■ WRITTEN TASK
Output the entries word for word. Omit images.

■ THE DATA
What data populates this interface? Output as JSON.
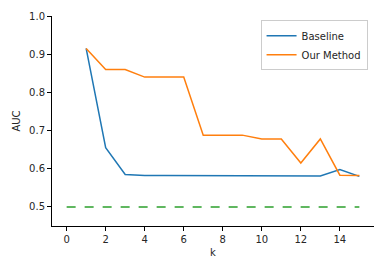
{
  "chart_data": {
    "type": "line",
    "x_label": "k",
    "y_label": "AUC",
    "x": [
      1,
      2,
      3,
      4,
      5,
      6,
      7,
      8,
      9,
      10,
      11,
      12,
      13,
      14,
      15
    ],
    "series": [
      {
        "name": "Baseline",
        "color": "#1f77b4",
        "line_style": "solid",
        "values": [
          0.915,
          0.655,
          0.585,
          0.582,
          0.582,
          0.582,
          0.582,
          0.582,
          0.582,
          0.582,
          0.582,
          0.582,
          0.581,
          0.598,
          0.58
        ]
      },
      {
        "name": "Our Method",
        "color": "#ff7f0e",
        "line_style": "solid",
        "values": [
          0.915,
          0.86,
          0.86,
          0.84,
          0.84,
          0.84,
          0.688,
          0.688,
          0.688,
          0.678,
          0.678,
          0.615,
          0.678,
          0.583,
          0.582
        ]
      },
      {
        "color": "#2ca02c",
        "line_style": "dashed",
        "x": [
          0,
          15
        ],
        "values": [
          0.5,
          0.5
        ]
      }
    ],
    "xlim": [
      -0.75,
      15.75
    ],
    "ylim": [
      0.45,
      1.0
    ],
    "xticks": [
      0,
      2,
      4,
      6,
      8,
      10,
      12,
      14
    ],
    "yticks": [
      0.5,
      0.6,
      0.7,
      0.8,
      0.9,
      {
        "value": 1.0,
        "label": "1.0"
      }
    ],
    "legend": "upper right",
    "grid": false
  }
}
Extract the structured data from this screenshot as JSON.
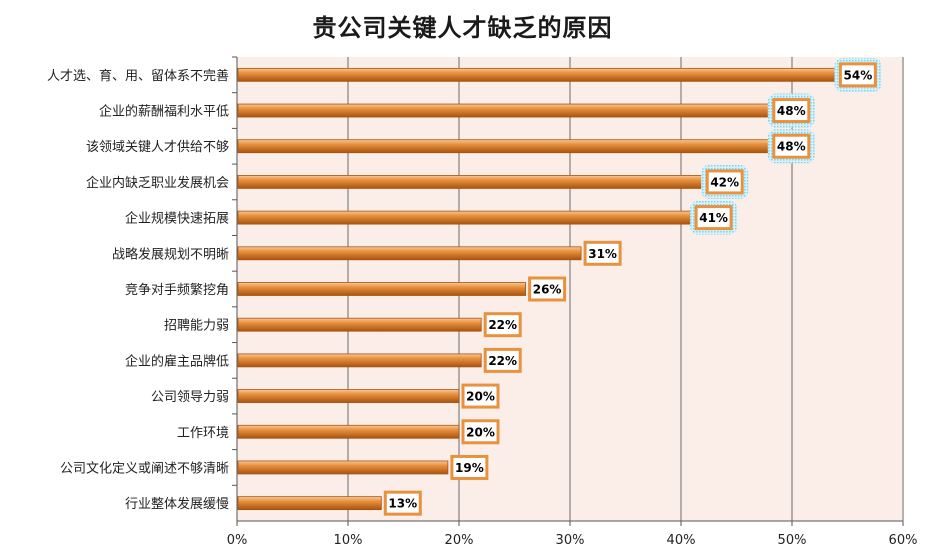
{
  "chart_data": {
    "type": "bar",
    "orientation": "horizontal",
    "title": "贵公司关键人才缺乏的原因",
    "categories": [
      "人才选、育、用、留体系不完善",
      "企业的薪酬福利水平低",
      "该领域关键人才供给不够",
      "企业内缺乏职业发展机会",
      "企业规模快速拓展",
      "战略发展规划不明晰",
      "竞争对手频繁挖角",
      "招聘能力弱",
      "企业的雇主品牌低",
      "公司领导力弱",
      "工作环境",
      "公司文化定义或阐述不够清晰",
      "行业整体发展缓慢"
    ],
    "values": [
      54,
      48,
      48,
      42,
      41,
      31,
      26,
      22,
      22,
      20,
      20,
      19,
      13
    ],
    "data_labels": [
      "54%",
      "48%",
      "48%",
      "42%",
      "41%",
      "31%",
      "26%",
      "22%",
      "22%",
      "20%",
      "20%",
      "19%",
      "13%"
    ],
    "highlighted": [
      true,
      true,
      true,
      true,
      true,
      false,
      false,
      false,
      false,
      false,
      false,
      false,
      false
    ],
    "xlim": [
      0,
      60
    ],
    "xticks": [
      0,
      10,
      20,
      30,
      40,
      50,
      60
    ],
    "xtick_labels": [
      "0%",
      "10%",
      "20%",
      "30%",
      "40%",
      "50%",
      "60%"
    ],
    "grid": true,
    "colors": {
      "bar": "#e8913f",
      "bar_light": "#f7c89a",
      "bar_dark": "#a85410",
      "plot_bg": "#fbeee8",
      "gridline": "#8a8a8a",
      "label_border": "#e8913f",
      "highlight_glow": "#7fd3ea"
    }
  }
}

■ SOLUTION TO THIS TASK
What data populates this interface? Output as JSON.
{
  "chart_data": {
    "type": "line",
    "x_label": "k",
    "y_label": "AUC",
    "x": [
      1,
      2,
      3,
      4,
      5,
      6,
      7,
      8,
      9,
      10,
      11,
      12,
      13,
      14,
      15
    ],
    "series": [
      {
        "name": "Baseline",
        "color": "#1f77b4",
        "line_style": "solid",
        "values": [
          0.915,
          0.655,
          0.585,
          0.582,
          0.582,
          0.582,
          0.582,
          0.582,
          0.582,
          0.582,
          0.582,
          0.582,
          0.581,
          0.598,
          0.58
        ]
      },
      {
        "name": "Our Method",
        "color": "#ff7f0e",
        "line_style": "solid",
        "values": [
          0.915,
          0.86,
          0.86,
          0.84,
          0.84,
          0.84,
          0.688,
          0.688,
          0.688,
          0.678,
          0.678,
          0.615,
          0.678,
          0.583,
          0.582
        ]
      },
      {
        "color": "#2ca02c",
        "line_style": "dashed",
        "x": [
          0,
          15
        ],
        "values": [
          0.5,
          0.5
        ]
      }
    ],
    "xlim": [
      -0.75,
      15.75
    ],
    "ylim": [
      0.45,
      1.0
    ],
    "xticks": [
      0,
      2,
      4,
      6,
      8,
      10,
      12,
      14
    ],
    "yticks": [
      0.5,
      0.6,
      0.7,
      0.8,
      0.9,
      {
        "value": 1.0,
        "label": "1.0"
      }
    ],
    "legend": "upper right",
    "grid": false
  }
}
Extract the structured data from this screenshot as JSON.
{
  "chart_data": {
    "type": "bar",
    "orientation": "horizontal",
    "title": "贵公司关键人才缺乏的原因",
    "categories": [
      "人才选、育、用、留体系不完善",
      "企业的薪酬福利水平低",
      "该领域关键人才供给不够",
      "企业内缺乏职业发展机会",
      "企业规模快速拓展",
      "战略发展规划不明晰",
      "竞争对手频繁挖角",
      "招聘能力弱",
      "企业的雇主品牌低",
      "公司领导力弱",
      "工作环境",
      "公司文化定义或阐述不够清晰",
      "行业整体发展缓慢"
    ],
    "values": [
      54,
      48,
      48,
      42,
      41,
      31,
      26,
      22,
      22,
      20,
      20,
      19,
      13
    ],
    "data_labels": [
      "54%",
      "48%",
      "48%",
      "42%",
      "41%",
      "31%",
      "26%",
      "22%",
      "22%",
      "20%",
      "20%",
      "19%",
      "13%"
    ],
    "highlighted": [
      true,
      true,
      true,
      true,
      true,
      false,
      false,
      false,
      false,
      false,
      false,
      false,
      false
    ],
    "xlim": [
      0,
      60
    ],
    "xticks": [
      0,
      10,
      20,
      30,
      40,
      50,
      60
    ],
    "xtick_labels": [
      "0%",
      "10%",
      "20%",
      "30%",
      "40%",
      "50%",
      "60%"
    ],
    "grid": true,
    "colors": {
      "bar": "#e8913f",
      "bar_light": "#f7c89a",
      "bar_dark": "#a85410",
      "plot_bg": "#fbeee8",
      "gridline": "#8a8a8a",
      "label_border": "#e8913f",
      "highlight_glow": "#7fd3ea"
    }
  }
}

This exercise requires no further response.